REQUIRED TASK: Copy the material that follows word for word and omit its pictures.

Figure dataset records:
┄┄┄┄┄┄
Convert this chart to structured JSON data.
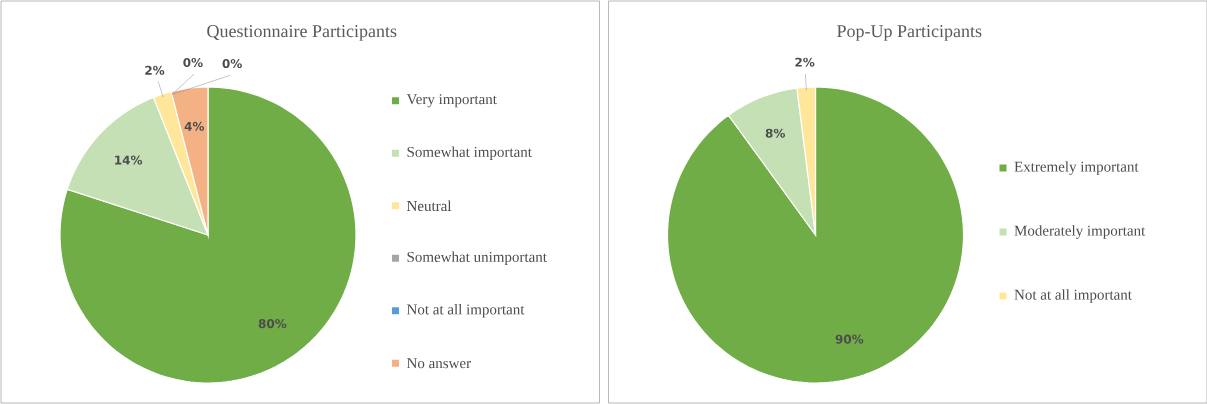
{
  "chart_data": [
    {
      "type": "pie",
      "title": "Questionnaire Participants",
      "categories": [
        "Very important",
        "Somewhat important",
        "Neutral",
        "Somewhat unimportant",
        "Not at all important",
        "No answer"
      ],
      "values": [
        80,
        14,
        2,
        0,
        0,
        4
      ],
      "value_labels": [
        "80%",
        "14%",
        "2%",
        "0%",
        "0%",
        "4%"
      ],
      "colors": [
        "#70ad47",
        "#c5e0b4",
        "#ffe699",
        "#a5a5a5",
        "#5b9bd5",
        "#f4b183"
      ],
      "legend": "right"
    },
    {
      "type": "pie",
      "title": "Pop-Up Participants",
      "categories": [
        "Extremely important",
        "Moderately important",
        "Not at all important"
      ],
      "values": [
        90,
        8,
        2
      ],
      "value_labels": [
        "90%",
        "8%",
        "2%"
      ],
      "colors": [
        "#70ad47",
        "#c5e0b4",
        "#ffe699"
      ],
      "legend": "right"
    }
  ]
}
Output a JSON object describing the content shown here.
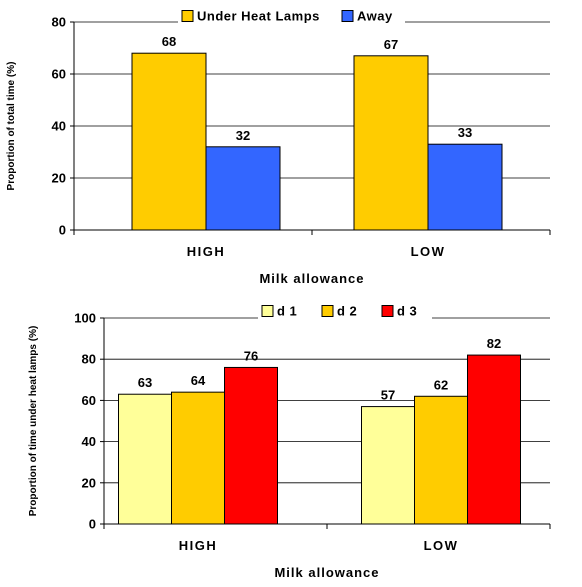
{
  "chart_data": [
    {
      "type": "bar",
      "categories": [
        "HIGH",
        "LOW"
      ],
      "series": [
        {
          "name": "Under Heat Lamps",
          "values": [
            68,
            67
          ],
          "color": "#FFCC00"
        },
        {
          "name": "Away",
          "values": [
            32,
            33
          ],
          "color": "#3366FF"
        }
      ],
      "xlabel": "Milk allowance",
      "ylabel": "Proportion of total time (%)",
      "ylim": [
        0,
        80
      ],
      "yticks": [
        0,
        20,
        40,
        60,
        80
      ],
      "grid": true,
      "legend_position": "top"
    },
    {
      "type": "bar",
      "categories": [
        "HIGH",
        "LOW"
      ],
      "series": [
        {
          "name": "d 1",
          "values": [
            63,
            57
          ],
          "color": "#FFFF99"
        },
        {
          "name": "d 2",
          "values": [
            64,
            62
          ],
          "color": "#FFCC00"
        },
        {
          "name": "d 3",
          "values": [
            76,
            82
          ],
          "color": "#FF0000"
        }
      ],
      "xlabel": "Milk allowance",
      "ylabel": "Proportion of time under heat lamps (%)",
      "ylim": [
        0,
        100
      ],
      "yticks": [
        0,
        20,
        40,
        60,
        80,
        100
      ],
      "grid": true,
      "legend_position": "top"
    }
  ]
}
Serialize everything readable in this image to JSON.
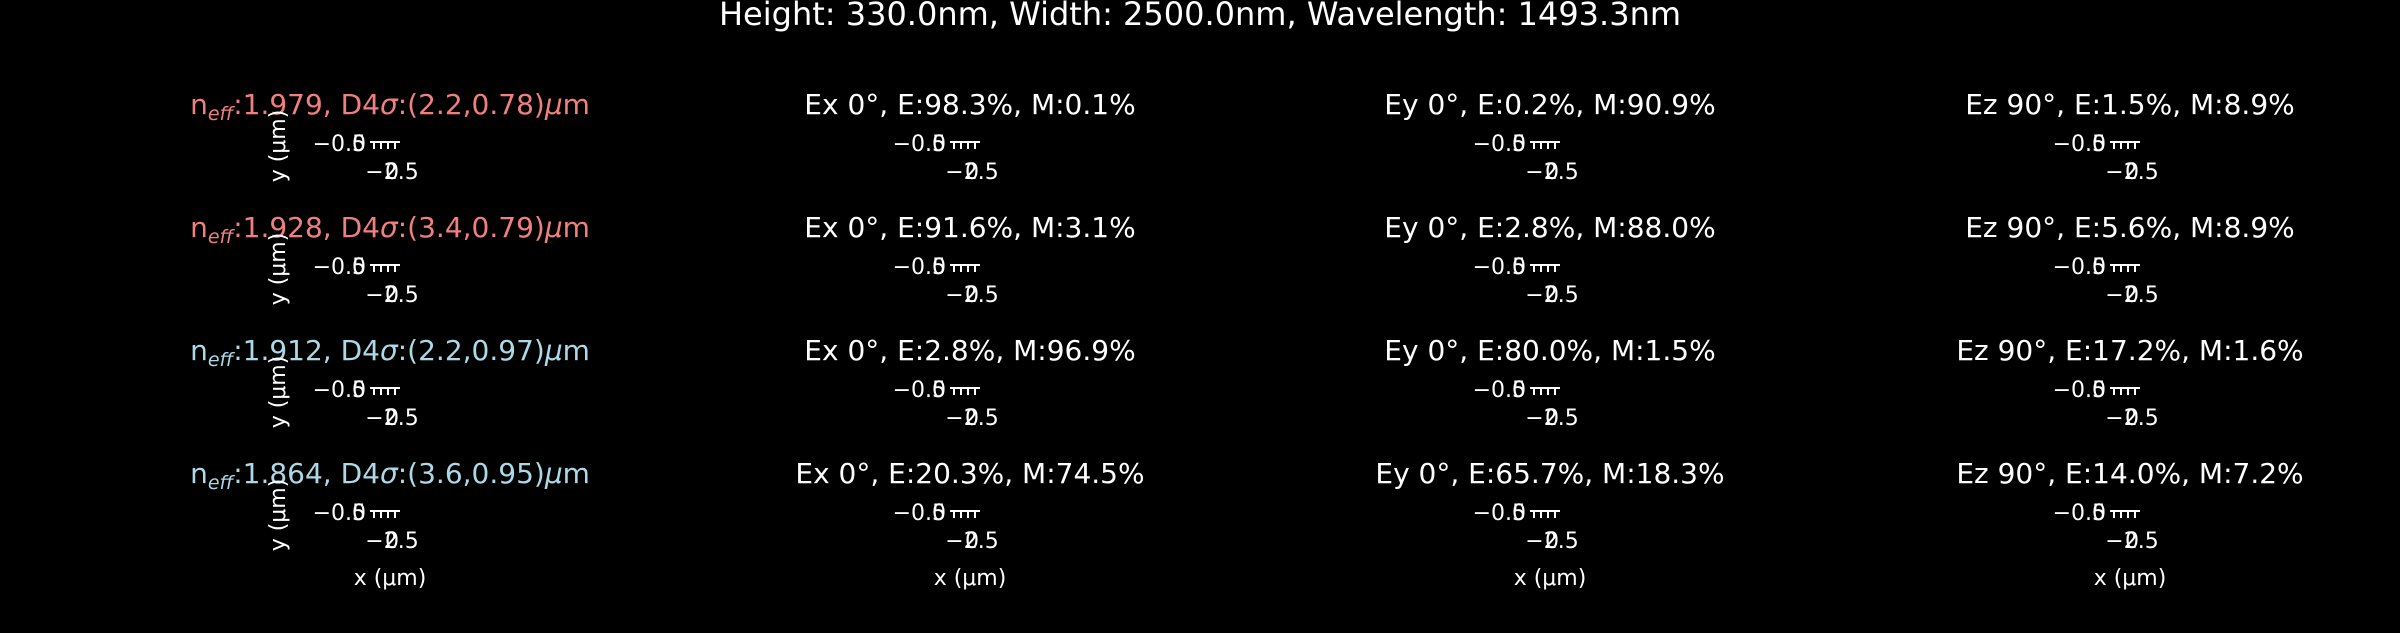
{
  "figure": {
    "title": "Height: 330.0nm, Width: 2500.0nm, Wavelength: 1493.3nm",
    "background": "#000000",
    "text_color": "#ffffff",
    "mode_label_colors": [
      "#f08080",
      "#f08080",
      "#add8e6",
      "#add8e6"
    ]
  },
  "chart_data": {
    "type": "mode-field-grid",
    "title": "Height: 330.0nm, Width: 2500.0nm, Wavelength: 1493.3nm",
    "xlabel": "x (μm)",
    "ylabel": "y (μm)",
    "x_ticks": [
      "−2.5",
      "0"
    ],
    "y_ticks": [
      "−0.5",
      "0"
    ],
    "rows": [
      {
        "n_eff": "1.979",
        "d4sigma": "(2.2,0.78)",
        "label_color": "#f08080",
        "panels": [
          {
            "comp": "Ex",
            "angle": "0",
            "E": "98.3",
            "M": "0.1"
          },
          {
            "comp": "Ey",
            "angle": "0",
            "E": "0.2",
            "M": "90.9"
          },
          {
            "comp": "Ez",
            "angle": "90",
            "E": "1.5",
            "M": "8.9"
          }
        ]
      },
      {
        "n_eff": "1.928",
        "d4sigma": "(3.4,0.79)",
        "label_color": "#f08080",
        "panels": [
          {
            "comp": "Ex",
            "angle": "0",
            "E": "91.6",
            "M": "3.1"
          },
          {
            "comp": "Ey",
            "angle": "0",
            "E": "2.8",
            "M": "88.0"
          },
          {
            "comp": "Ez",
            "angle": "90",
            "E": "5.6",
            "M": "8.9"
          }
        ]
      },
      {
        "n_eff": "1.912",
        "d4sigma": "(2.2,0.97)",
        "label_color": "#add8e6",
        "panels": [
          {
            "comp": "Ex",
            "angle": "0",
            "E": "2.8",
            "M": "96.9"
          },
          {
            "comp": "Ey",
            "angle": "0",
            "E": "80.0",
            "M": "1.5"
          },
          {
            "comp": "Ez",
            "angle": "90",
            "E": "17.2",
            "M": "1.6"
          }
        ]
      },
      {
        "n_eff": "1.864",
        "d4sigma": "(3.6,0.95)",
        "label_color": "#add8e6",
        "panels": [
          {
            "comp": "Ex",
            "angle": "0",
            "E": "20.3",
            "M": "74.5"
          },
          {
            "comp": "Ey",
            "angle": "0",
            "E": "65.7",
            "M": "18.3"
          },
          {
            "comp": "Ez",
            "angle": "90",
            "E": "14.0",
            "M": "7.2"
          }
        ]
      }
    ]
  }
}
┄┄┄┄┄┄
SOLUTION FOR THIS EXERCISE:
Convert this chart to structured JSON data.
{
  "chart_data": [
    {
      "type": "pie",
      "title": "Questionnaire Participants",
      "categories": [
        "Very important",
        "Somewhat important",
        "Neutral",
        "Somewhat unimportant",
        "Not at all important",
        "No answer"
      ],
      "values": [
        80,
        14,
        2,
        0,
        0,
        4
      ],
      "value_labels": [
        "80%",
        "14%",
        "2%",
        "0%",
        "0%",
        "4%"
      ],
      "colors": [
        "#70ad47",
        "#c5e0b4",
        "#ffe699",
        "#a5a5a5",
        "#5b9bd5",
        "#f4b183"
      ],
      "legend": "right"
    },
    {
      "type": "pie",
      "title": "Pop-Up Participants",
      "categories": [
        "Extremely important",
        "Moderately important",
        "Not at all important"
      ],
      "values": [
        90,
        8,
        2
      ],
      "value_labels": [
        "90%",
        "8%",
        "2%"
      ],
      "colors": [
        "#70ad47",
        "#c5e0b4",
        "#ffe699"
      ],
      "legend": "right"
    }
  ]
}
Output a JSON object describing the content shown here.
{
  "chart_data": [
    {
      "type": "bar",
      "categories": [
        "HIGH",
        "LOW"
      ],
      "series": [
        {
          "name": "Under Heat Lamps",
          "values": [
            68,
            67
          ],
          "color": "#FFCC00"
        },
        {
          "name": "Away",
          "values": [
            32,
            33
          ],
          "color": "#3366FF"
        }
      ],
      "xlabel": "Milk allowance",
      "ylabel": "Proportion of total time (%)",
      "ylim": [
        0,
        80
      ],
      "yticks": [
        0,
        20,
        40,
        60,
        80
      ],
      "grid": true,
      "legend_position": "top"
    },
    {
      "type": "bar",
      "categories": [
        "HIGH",
        "LOW"
      ],
      "series": [
        {
          "name": "d 1",
          "values": [
            63,
            57
          ],
          "color": "#FFFF99"
        },
        {
          "name": "d 2",
          "values": [
            64,
            62
          ],
          "color": "#FFCC00"
        },
        {
          "name": "d 3",
          "values": [
            76,
            82
          ],
          "color": "#FF0000"
        }
      ],
      "xlabel": "Milk allowance",
      "ylabel": "Proportion of time under heat lamps (%)",
      "ylim": [
        0,
        100
      ],
      "yticks": [
        0,
        20,
        40,
        60,
        80,
        100
      ],
      "grid": true,
      "legend_position": "top"
    }
  ]
}
Serialize everything readable in this image to JSON.
{
  "figure": {
    "title": "Height: 330.0nm, Width: 2500.0nm, Wavelength: 1493.3nm",
    "background": "#000000",
    "text_color": "#ffffff",
    "mode_label_colors": [
      "#f08080",
      "#f08080",
      "#add8e6",
      "#add8e6"
    ]
  },
  "chart_data": {
    "type": "mode-field-grid",
    "title": "Height: 330.0nm, Width: 2500.0nm, Wavelength: 1493.3nm",
    "xlabel": "x (μm)",
    "ylabel": "y (μm)",
    "x_ticks": [
      "−2.5",
      "0"
    ],
    "y_ticks": [
      "−0.5",
      "0"
    ],
    "rows": [
      {
        "n_eff": "1.979",
        "d4sigma": "(2.2,0.78)",
        "label_color": "#f08080",
        "panels": [
          {
            "comp": "Ex",
            "angle": "0",
            "E": "98.3",
            "M": "0.1"
          },
          {
            "comp": "Ey",
            "angle": "0",
            "E": "0.2",
            "M": "90.9"
          },
          {
            "comp": "Ez",
            "angle": "90",
            "E": "1.5",
            "M": "8.9"
          }
        ]
      },
      {
        "n_eff": "1.928",
        "d4sigma": "(3.4,0.79)",
        "label_color": "#f08080",
        "panels": [
          {
            "comp": "Ex",
            "angle": "0",
            "E": "91.6",
            "M": "3.1"
          },
          {
            "comp": "Ey",
            "angle": "0",
            "E": "2.8",
            "M": "88.0"
          },
          {
            "comp": "Ez",
            "angle": "90",
            "E": "5.6",
            "M": "8.9"
          }
        ]
      },
      {
        "n_eff": "1.912",
        "d4sigma": "(2.2,0.97)",
        "label_color": "#add8e6",
        "panels": [
          {
            "comp": "Ex",
            "angle": "0",
            "E": "2.8",
            "M": "96.9"
          },
          {
            "comp": "Ey",
            "angle": "0",
            "E": "80.0",
            "M": "1.5"
          },
          {
            "comp": "Ez",
            "angle": "90",
            "E": "17.2",
            "M": "1.6"
          }
        ]
      },
      {
        "n_eff": "1.864",
        "d4sigma": "(3.6,0.95)",
        "label_color": "#add8e6",
        "panels": [
          {
            "comp": "Ex",
            "angle": "0",
            "E": "20.3",
            "M": "74.5"
          },
          {
            "comp": "Ey",
            "angle": "0",
            "E": "65.7",
            "M": "18.3"
          },
          {
            "comp": "Ez",
            "angle": "90",
            "E": "14.0",
            "M": "7.2"
          }
        ]
      }
    ]
  }
}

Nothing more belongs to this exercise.